» SHORT TASK: What is the count of lines that hold the word "прибавления"? Give only the number.
— Start —
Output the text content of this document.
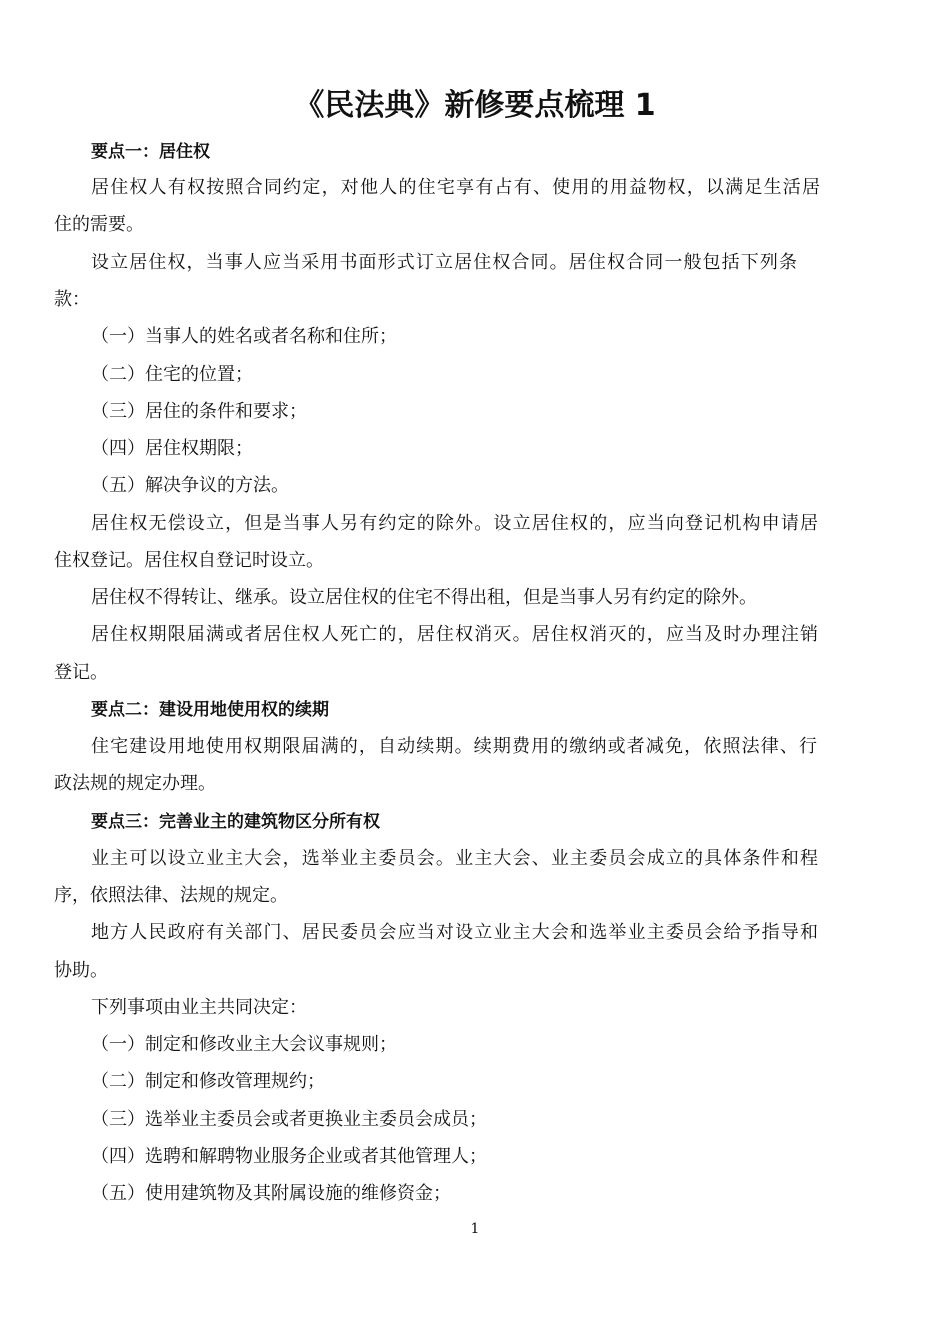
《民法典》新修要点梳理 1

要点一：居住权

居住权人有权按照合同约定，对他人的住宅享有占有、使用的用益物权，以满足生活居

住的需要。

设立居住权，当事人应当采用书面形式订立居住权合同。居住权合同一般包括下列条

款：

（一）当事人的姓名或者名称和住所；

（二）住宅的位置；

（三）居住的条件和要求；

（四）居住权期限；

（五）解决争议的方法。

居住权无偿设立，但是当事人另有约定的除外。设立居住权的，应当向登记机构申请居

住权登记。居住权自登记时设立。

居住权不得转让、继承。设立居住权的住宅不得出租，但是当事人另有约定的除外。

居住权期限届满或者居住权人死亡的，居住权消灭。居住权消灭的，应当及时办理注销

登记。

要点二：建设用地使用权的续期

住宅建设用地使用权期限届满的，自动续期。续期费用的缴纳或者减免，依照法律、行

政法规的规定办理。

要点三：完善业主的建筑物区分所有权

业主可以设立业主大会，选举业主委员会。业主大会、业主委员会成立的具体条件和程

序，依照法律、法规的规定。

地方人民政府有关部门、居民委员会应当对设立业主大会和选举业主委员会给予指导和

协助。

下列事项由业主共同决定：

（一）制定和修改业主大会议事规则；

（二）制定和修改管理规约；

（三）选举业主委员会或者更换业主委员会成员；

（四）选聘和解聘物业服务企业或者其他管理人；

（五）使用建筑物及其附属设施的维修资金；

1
— End —
— Start —
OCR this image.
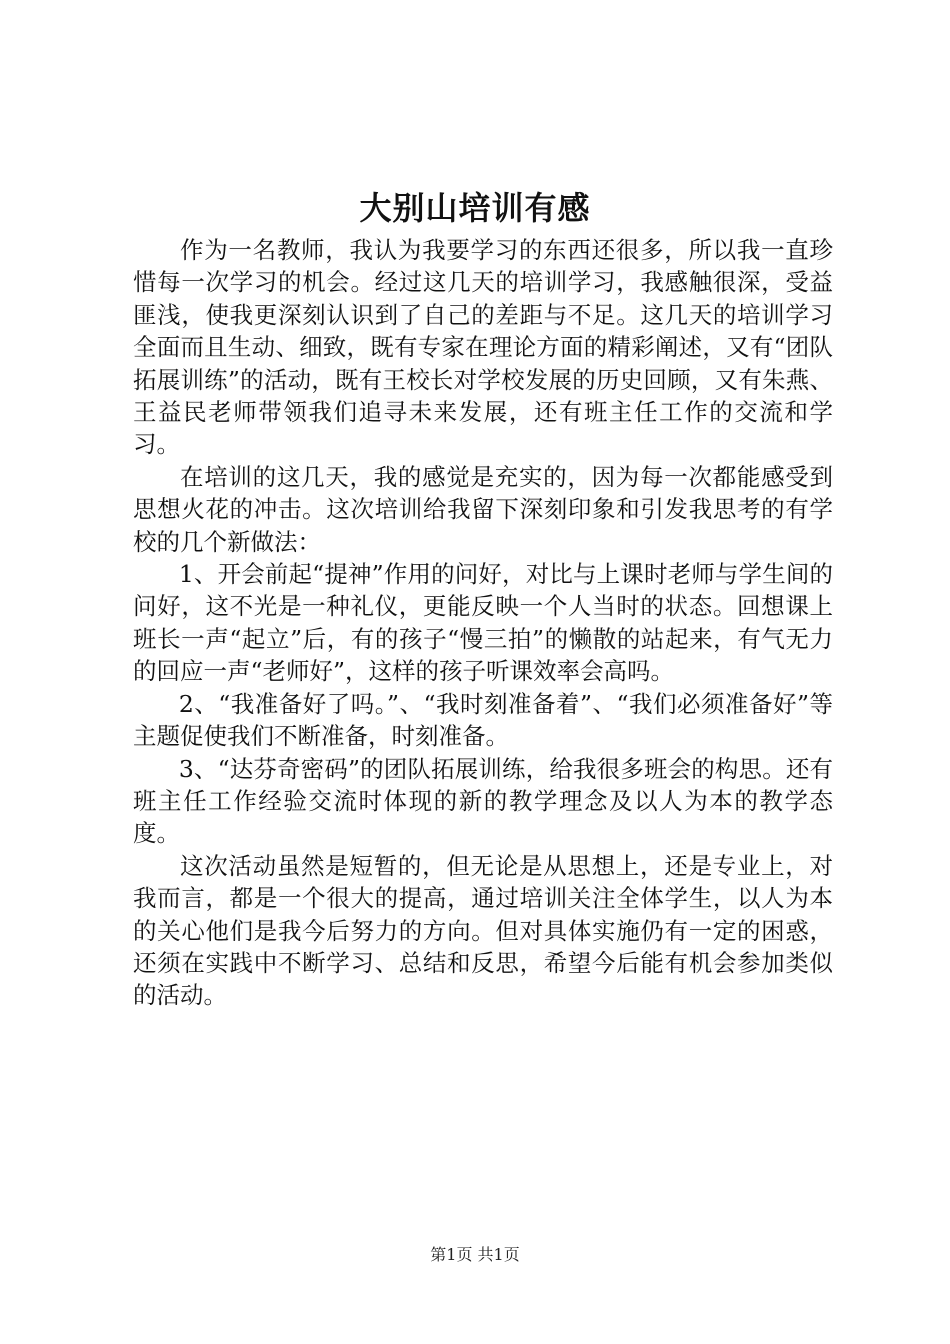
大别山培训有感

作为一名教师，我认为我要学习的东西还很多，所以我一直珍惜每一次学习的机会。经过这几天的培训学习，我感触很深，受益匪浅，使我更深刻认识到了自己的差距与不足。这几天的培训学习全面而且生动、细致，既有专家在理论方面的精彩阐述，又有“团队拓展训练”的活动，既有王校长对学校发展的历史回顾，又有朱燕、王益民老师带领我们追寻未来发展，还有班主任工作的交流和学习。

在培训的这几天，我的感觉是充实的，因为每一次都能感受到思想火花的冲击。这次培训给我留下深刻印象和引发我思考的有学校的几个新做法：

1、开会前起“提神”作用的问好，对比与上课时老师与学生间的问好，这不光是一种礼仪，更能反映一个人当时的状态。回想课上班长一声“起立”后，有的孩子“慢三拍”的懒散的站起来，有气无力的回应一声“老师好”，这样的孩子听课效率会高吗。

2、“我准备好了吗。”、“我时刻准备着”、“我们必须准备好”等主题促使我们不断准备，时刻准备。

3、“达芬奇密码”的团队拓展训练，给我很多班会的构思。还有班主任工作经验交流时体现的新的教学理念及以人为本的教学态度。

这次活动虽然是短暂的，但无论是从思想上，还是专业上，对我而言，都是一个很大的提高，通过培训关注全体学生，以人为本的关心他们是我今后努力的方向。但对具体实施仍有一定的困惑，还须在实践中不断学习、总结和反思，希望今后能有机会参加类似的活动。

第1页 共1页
— End —
— Start —
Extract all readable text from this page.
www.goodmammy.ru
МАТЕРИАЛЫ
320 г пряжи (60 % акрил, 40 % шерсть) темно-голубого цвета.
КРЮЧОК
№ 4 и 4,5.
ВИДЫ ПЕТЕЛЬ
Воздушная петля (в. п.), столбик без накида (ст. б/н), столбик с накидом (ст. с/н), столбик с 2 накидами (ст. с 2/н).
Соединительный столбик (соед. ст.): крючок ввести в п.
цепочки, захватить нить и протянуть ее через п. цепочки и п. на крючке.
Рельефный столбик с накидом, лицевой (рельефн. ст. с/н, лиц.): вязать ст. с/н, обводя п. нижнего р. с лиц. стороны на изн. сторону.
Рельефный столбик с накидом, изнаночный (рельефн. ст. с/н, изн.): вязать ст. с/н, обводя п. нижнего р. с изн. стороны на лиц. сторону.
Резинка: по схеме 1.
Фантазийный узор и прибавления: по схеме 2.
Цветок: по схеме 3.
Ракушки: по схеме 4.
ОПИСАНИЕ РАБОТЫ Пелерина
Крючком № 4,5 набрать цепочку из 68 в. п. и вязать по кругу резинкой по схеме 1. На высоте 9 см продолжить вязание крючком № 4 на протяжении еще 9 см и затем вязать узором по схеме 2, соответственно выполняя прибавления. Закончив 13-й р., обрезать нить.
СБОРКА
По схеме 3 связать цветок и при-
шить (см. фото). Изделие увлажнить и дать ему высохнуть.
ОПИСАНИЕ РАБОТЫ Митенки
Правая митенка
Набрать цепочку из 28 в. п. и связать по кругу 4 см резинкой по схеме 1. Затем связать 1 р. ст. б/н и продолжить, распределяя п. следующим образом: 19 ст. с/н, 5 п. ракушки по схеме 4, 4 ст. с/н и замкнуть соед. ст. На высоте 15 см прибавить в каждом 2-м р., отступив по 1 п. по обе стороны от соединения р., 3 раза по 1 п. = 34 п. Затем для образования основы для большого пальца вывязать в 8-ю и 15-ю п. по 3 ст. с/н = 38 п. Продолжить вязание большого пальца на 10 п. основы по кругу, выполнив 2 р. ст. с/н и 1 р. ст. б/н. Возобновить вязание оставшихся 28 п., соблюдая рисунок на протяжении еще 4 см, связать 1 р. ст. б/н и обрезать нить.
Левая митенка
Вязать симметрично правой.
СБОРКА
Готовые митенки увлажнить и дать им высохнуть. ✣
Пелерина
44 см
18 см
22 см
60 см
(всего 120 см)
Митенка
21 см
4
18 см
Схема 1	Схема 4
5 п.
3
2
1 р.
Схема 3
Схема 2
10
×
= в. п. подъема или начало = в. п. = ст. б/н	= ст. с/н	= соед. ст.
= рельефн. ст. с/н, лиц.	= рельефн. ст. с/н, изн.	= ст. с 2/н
— End —
» ANSWER BELOW: 2